#### Short task:
Count every line where "model" occurs. Give the total alone.
# # # # #
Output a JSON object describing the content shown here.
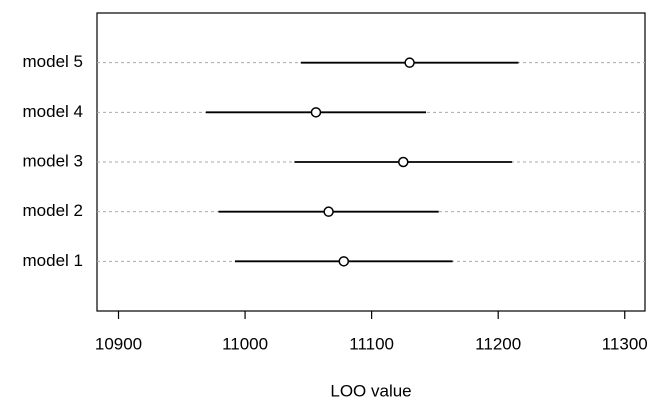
{
  "chart_data": {
    "type": "dotplot",
    "x_label": "LOO value",
    "categories": [
      "model 1",
      "model 2",
      "model 3",
      "model 4",
      "model 5"
    ],
    "values": [
      11078,
      11066,
      11125,
      11056,
      11130
    ],
    "errors": [
      86,
      87,
      86,
      87,
      86
    ],
    "color": "#000000",
    "xlim": [
      10883,
      11316
    ],
    "xticks": [
      10900,
      11000,
      11100,
      11200,
      11300
    ],
    "grid": true
  }
}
# # # # #
#### Correct response:
5